-- Records for the task --
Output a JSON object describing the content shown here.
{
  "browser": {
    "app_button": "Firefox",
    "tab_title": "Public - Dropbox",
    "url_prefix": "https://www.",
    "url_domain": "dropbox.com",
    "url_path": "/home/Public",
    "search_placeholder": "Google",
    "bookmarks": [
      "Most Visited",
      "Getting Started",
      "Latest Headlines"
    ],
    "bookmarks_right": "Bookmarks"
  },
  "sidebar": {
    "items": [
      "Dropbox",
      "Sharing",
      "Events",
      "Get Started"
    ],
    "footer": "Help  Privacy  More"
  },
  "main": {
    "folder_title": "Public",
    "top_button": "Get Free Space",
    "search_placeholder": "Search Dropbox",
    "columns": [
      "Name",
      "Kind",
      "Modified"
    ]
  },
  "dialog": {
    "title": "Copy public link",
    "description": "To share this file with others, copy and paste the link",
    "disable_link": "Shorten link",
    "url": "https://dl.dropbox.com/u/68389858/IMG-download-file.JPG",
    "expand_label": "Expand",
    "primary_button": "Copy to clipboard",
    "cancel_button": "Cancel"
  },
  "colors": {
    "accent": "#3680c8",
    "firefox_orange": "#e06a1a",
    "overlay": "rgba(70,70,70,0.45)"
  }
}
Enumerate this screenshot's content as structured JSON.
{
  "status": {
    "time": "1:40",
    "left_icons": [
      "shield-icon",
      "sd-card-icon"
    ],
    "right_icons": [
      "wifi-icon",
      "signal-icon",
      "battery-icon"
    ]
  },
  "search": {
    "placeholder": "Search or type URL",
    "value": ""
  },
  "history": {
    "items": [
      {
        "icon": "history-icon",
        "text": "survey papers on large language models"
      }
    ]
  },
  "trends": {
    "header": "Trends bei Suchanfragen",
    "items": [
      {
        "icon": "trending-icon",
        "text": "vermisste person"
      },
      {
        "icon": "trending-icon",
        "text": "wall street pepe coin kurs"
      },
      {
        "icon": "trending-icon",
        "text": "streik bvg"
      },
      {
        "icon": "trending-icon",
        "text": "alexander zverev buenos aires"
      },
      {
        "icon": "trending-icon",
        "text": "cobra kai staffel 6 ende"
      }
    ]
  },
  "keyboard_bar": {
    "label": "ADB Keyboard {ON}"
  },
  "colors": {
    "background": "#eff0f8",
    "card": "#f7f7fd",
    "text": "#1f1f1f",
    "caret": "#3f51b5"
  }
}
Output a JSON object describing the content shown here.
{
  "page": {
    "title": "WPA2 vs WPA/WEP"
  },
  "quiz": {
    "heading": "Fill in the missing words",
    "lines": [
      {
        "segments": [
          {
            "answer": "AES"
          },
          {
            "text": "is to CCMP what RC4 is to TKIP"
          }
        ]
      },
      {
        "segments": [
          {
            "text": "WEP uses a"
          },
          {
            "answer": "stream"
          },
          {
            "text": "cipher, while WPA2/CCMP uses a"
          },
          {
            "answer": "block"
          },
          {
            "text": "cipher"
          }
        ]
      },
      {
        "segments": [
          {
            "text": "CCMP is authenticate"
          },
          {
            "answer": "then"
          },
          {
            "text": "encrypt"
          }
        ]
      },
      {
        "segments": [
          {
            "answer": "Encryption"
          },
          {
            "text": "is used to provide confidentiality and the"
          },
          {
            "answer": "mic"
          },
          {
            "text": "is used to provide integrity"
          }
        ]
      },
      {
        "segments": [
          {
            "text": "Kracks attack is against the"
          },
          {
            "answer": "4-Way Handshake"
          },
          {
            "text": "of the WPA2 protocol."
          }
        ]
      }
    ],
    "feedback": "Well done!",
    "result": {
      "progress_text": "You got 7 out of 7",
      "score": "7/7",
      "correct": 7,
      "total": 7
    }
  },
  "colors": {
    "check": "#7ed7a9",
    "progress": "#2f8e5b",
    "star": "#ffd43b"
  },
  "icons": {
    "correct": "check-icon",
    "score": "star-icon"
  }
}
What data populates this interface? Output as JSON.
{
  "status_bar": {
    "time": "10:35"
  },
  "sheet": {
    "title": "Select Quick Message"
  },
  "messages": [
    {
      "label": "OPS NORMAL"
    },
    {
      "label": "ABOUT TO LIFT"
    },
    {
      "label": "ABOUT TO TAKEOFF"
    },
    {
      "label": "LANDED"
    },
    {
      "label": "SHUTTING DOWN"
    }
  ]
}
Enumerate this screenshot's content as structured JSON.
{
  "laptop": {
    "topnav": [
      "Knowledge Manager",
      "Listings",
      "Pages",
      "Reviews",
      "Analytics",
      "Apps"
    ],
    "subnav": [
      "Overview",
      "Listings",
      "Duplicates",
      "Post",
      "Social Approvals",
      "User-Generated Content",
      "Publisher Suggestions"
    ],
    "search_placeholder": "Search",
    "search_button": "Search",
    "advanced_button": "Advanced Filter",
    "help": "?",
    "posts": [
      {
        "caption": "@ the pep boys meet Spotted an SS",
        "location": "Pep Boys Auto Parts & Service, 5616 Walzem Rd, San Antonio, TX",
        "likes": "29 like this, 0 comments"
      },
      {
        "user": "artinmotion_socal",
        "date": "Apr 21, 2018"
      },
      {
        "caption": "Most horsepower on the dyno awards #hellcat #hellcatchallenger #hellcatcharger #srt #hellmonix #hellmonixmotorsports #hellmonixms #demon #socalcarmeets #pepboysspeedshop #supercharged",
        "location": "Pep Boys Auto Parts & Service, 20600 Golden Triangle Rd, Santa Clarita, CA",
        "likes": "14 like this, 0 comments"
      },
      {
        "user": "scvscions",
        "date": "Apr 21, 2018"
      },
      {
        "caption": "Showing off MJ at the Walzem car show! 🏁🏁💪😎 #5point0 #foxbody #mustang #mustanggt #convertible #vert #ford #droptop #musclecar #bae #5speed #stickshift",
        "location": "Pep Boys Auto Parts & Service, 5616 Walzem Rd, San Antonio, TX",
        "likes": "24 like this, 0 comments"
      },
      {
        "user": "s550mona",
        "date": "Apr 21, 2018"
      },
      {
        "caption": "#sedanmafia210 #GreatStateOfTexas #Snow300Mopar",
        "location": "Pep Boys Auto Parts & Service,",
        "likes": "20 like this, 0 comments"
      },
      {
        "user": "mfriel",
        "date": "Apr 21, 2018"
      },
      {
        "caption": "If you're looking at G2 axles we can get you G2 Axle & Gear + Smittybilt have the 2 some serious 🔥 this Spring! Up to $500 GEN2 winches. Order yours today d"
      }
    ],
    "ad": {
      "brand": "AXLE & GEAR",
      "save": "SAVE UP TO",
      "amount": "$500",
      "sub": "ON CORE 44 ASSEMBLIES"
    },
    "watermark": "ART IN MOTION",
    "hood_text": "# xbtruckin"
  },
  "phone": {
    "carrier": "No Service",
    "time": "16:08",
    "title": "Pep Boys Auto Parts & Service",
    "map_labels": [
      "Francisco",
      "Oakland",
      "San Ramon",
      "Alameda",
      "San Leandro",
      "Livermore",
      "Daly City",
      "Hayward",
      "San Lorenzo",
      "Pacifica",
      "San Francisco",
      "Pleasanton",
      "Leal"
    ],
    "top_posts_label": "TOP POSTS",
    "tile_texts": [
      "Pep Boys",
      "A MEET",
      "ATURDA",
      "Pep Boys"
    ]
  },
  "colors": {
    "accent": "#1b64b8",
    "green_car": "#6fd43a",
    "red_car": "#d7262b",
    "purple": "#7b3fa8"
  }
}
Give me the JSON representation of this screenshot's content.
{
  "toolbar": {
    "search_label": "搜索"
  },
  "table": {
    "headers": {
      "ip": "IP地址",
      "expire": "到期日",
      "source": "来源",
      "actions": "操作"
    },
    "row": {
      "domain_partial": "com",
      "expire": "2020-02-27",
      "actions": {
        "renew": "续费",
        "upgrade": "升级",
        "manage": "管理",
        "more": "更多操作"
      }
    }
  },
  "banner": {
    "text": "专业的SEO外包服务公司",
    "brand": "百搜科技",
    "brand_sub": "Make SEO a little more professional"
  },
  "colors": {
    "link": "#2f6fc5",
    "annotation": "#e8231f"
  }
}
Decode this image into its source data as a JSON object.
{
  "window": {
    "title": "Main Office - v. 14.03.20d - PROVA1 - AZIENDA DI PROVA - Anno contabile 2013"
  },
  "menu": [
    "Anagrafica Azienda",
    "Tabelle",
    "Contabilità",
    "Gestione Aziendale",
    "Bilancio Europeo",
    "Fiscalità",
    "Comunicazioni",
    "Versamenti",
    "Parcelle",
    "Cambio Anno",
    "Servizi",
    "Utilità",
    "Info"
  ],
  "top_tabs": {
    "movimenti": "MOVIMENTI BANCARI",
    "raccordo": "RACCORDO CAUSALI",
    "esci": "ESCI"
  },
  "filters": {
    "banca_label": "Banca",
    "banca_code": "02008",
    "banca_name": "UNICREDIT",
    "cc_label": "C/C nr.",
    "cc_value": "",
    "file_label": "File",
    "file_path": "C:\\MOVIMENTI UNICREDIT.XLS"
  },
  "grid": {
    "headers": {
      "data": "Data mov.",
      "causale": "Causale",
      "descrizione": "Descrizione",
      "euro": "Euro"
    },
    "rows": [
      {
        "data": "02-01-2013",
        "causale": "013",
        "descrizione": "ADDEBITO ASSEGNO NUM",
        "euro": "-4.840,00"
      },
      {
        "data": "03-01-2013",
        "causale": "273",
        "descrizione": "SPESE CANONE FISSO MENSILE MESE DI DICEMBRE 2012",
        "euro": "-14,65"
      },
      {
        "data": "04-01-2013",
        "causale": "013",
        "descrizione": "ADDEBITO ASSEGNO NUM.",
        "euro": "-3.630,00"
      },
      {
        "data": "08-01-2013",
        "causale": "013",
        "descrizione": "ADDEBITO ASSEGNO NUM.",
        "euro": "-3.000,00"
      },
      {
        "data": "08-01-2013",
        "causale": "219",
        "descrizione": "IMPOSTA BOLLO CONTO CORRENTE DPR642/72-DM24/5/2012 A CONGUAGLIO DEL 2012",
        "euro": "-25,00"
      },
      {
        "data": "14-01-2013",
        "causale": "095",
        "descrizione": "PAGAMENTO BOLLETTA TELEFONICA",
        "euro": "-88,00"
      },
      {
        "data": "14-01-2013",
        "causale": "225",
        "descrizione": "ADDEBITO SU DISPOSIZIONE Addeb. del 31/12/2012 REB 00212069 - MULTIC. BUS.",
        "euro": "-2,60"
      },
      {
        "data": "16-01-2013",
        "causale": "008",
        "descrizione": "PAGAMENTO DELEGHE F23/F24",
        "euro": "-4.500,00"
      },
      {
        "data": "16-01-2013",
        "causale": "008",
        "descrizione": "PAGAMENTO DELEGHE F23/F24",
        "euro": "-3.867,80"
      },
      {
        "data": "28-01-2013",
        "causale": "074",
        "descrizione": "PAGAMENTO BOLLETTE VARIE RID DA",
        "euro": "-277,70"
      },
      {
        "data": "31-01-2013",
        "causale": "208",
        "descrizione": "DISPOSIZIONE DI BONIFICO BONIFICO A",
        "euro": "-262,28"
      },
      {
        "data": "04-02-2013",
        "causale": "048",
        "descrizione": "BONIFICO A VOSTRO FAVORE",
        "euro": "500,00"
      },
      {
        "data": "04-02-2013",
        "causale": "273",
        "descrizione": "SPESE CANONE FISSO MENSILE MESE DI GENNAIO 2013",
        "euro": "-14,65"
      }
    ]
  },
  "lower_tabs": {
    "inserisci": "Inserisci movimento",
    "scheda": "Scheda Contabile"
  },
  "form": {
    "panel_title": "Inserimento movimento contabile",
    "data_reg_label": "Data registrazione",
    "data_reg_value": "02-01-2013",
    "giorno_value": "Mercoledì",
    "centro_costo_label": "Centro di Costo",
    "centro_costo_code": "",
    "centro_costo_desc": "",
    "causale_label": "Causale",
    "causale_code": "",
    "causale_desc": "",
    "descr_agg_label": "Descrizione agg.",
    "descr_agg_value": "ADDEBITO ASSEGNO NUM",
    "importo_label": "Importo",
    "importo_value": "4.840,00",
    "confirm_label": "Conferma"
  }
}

-- Exercise task --
Identify and extract each line of the listing that contains "Auto".

-- Full response --
        "location": "Pep Boys Auto Parts & Service, 5616 Walzem Rd, San Antonio, TX",
        "location": "Pep Boys Auto Parts & Service, 20600 Golden Triangle Rd, Santa Clarita, CA",
        "location": "Pep Boys Auto Parts & Service, 5616 Walzem Rd, San Antonio, TX",
        "location": "Pep Boys Auto Parts & Service,",
    "title": "Pep Boys Auto Parts & Service",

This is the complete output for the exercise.